> _引用文_
——————————

読書術
読書というテーマ、10月27日の毎日新聞朝刊で、学校図書調査へのコメンテーターとして、私は写真入りのインタビュー記事を掲載していただきました。Webでもテキストだけ公開されています。
特集:第55回学校読書調査(その1) ブロガー・橋本大也さんに聞く
http://mainichi.jp/enta/book/news/20091027ddm010040173000c.html
私は基本的に面白いからたくさん読んでいるだけで、面白いと気づいていない若者に本の読み方を敢えて語るというのは難しいものです。それで、読書術についてこの本の紹介です。
文芸評論家、作家、元都立中央図書館長の加藤周一著。1962年初版、半世紀前に書かれた本だが内容はなお古びていない。端坐書見なんてとんでもない、本は寝て読めという著者が、ユーモアをたっぷり交えた文章で、楽しむ読書の極意を教える。
「私は学生のころから、本を持たずに外出することはほとんどなかったし、いまでもありません。いつどんなことでえらい人に「ちょっと待ってくれたまえ」とかなんとかいわれ、一時間待たせられることにならないともかぎりません。そういうときにいくら相手が偉い人でも、こちらに備えがなければいらいらしてきます。ところが懐から一巻の森鴎外(1862-1922)をとり出して読みだば、私ぼこれから会う人がたいていの偉い人でも、鴎外ほどではないのが普通です。待たせられるのが残念などころか、かえってその人が現われて、鴎外の語るところを中断されるのが残念なくらいになってきます。」

——————————

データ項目
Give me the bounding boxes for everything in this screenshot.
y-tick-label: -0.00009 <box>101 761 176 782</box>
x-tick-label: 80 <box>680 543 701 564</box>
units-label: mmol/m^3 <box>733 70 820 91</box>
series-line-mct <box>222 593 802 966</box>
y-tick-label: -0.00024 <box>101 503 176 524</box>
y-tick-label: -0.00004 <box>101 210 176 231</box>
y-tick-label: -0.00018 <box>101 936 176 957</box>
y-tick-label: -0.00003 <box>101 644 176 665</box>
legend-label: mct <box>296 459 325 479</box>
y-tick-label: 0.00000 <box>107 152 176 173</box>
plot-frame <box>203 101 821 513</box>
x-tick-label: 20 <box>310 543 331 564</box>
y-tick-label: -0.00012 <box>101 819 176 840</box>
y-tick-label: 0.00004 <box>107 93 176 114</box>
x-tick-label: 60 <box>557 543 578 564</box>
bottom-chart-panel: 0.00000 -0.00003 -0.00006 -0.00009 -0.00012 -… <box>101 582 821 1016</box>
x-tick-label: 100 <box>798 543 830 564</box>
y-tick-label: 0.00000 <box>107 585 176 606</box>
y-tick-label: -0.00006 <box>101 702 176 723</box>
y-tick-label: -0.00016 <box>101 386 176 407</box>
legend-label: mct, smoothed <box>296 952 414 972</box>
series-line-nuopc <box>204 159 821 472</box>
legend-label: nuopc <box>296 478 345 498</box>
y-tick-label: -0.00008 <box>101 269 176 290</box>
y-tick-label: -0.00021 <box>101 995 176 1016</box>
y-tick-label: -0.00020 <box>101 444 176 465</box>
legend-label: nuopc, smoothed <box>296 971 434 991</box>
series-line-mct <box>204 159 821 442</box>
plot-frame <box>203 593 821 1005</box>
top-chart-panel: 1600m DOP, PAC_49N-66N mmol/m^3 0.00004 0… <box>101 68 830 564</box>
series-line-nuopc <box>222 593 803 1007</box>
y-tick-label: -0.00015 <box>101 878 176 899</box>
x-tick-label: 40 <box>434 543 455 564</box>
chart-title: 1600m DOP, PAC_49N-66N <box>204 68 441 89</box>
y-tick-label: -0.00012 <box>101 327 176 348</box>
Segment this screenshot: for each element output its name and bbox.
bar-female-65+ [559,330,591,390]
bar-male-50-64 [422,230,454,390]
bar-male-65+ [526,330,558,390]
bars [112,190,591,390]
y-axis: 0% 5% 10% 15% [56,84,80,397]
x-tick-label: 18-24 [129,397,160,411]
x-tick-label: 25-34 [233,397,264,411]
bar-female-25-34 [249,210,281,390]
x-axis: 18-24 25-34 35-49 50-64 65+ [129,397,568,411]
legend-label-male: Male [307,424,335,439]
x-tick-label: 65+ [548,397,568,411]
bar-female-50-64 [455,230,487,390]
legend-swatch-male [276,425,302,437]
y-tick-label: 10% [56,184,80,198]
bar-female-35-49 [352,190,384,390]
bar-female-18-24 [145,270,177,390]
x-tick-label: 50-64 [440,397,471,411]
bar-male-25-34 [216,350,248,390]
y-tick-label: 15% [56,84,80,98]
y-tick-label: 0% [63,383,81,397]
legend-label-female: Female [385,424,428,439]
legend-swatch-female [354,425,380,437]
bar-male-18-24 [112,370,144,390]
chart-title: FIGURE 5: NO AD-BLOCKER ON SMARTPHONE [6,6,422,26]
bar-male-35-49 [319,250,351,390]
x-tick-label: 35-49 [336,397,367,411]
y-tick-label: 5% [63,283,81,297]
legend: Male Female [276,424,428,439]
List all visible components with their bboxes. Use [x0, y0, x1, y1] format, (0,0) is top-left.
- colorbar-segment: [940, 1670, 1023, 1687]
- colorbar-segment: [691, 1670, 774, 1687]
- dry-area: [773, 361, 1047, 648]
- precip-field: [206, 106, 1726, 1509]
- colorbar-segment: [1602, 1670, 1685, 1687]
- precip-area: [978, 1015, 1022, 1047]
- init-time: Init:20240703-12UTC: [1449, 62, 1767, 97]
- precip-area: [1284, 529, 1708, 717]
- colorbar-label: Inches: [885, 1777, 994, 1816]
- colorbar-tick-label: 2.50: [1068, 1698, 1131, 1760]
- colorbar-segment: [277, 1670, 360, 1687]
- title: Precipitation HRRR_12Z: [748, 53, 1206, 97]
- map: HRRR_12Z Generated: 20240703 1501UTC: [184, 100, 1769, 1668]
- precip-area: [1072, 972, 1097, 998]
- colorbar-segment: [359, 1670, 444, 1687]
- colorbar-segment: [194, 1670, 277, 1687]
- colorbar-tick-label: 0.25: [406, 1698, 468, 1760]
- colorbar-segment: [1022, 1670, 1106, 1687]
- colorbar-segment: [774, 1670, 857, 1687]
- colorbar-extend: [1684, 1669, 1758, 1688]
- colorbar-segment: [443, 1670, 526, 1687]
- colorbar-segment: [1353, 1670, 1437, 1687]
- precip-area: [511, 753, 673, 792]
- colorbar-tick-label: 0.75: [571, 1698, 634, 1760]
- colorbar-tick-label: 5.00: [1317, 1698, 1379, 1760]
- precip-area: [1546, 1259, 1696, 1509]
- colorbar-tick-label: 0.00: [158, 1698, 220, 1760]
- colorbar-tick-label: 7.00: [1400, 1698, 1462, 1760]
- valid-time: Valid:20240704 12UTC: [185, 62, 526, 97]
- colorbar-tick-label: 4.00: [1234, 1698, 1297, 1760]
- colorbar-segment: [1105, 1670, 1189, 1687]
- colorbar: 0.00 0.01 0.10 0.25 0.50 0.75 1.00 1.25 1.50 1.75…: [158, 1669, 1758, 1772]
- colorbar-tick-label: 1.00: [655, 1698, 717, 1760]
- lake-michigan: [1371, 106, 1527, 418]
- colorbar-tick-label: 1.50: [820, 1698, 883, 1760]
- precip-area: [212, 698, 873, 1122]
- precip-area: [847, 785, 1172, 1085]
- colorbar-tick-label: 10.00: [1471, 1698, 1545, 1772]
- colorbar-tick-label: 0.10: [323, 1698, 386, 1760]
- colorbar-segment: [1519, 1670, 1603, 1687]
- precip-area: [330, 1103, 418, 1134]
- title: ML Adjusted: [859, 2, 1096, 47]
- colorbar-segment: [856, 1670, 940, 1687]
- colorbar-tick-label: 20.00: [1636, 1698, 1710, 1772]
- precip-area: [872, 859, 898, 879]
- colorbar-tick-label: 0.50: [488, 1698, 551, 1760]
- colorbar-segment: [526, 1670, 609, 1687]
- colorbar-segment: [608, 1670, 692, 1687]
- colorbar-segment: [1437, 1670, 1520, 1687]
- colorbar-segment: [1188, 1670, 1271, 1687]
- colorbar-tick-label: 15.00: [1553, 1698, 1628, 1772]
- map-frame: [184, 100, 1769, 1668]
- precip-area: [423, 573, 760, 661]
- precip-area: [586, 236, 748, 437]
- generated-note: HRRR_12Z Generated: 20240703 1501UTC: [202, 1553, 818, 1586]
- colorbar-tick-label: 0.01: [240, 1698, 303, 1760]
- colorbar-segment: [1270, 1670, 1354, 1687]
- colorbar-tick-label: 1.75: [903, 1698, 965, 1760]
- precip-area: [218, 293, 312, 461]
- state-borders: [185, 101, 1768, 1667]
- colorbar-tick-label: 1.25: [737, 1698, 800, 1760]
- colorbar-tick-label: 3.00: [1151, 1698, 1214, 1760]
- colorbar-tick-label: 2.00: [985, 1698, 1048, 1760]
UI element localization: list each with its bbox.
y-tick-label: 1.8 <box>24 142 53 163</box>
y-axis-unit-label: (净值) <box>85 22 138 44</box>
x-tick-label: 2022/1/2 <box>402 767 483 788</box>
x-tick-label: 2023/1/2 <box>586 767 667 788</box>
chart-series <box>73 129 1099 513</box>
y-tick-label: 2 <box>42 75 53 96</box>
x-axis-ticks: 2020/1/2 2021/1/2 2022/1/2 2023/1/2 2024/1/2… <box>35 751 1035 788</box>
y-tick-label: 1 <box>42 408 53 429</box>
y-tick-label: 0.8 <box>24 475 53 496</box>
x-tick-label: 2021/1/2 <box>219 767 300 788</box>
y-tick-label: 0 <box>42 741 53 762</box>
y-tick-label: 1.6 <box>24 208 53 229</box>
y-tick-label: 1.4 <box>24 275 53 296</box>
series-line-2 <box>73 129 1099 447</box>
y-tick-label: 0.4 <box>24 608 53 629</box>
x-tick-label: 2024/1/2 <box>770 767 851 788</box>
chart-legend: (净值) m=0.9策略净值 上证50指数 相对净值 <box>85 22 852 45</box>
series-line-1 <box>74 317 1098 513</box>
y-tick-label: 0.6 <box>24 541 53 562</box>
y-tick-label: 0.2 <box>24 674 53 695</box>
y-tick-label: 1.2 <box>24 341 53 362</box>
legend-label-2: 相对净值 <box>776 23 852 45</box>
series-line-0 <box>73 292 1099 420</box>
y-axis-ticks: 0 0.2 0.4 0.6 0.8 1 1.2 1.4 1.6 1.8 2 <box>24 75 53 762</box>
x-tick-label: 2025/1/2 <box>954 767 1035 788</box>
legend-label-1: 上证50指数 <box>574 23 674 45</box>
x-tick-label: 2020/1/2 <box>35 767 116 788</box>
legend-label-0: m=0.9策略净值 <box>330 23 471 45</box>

——————————

引用文について次に答えよ。
(a) 毎日新聞朝刊にインタビュー記事が掲載されたのは何月何日か。
(b) 紹介されている本の初版は何年か。
(c) その本の著者は、本をどうやって読めと言っているか。
引用文だけを根拠にすること。

> _解答_
(a) 10月27日
(b) 1962年
(c) 寝て読め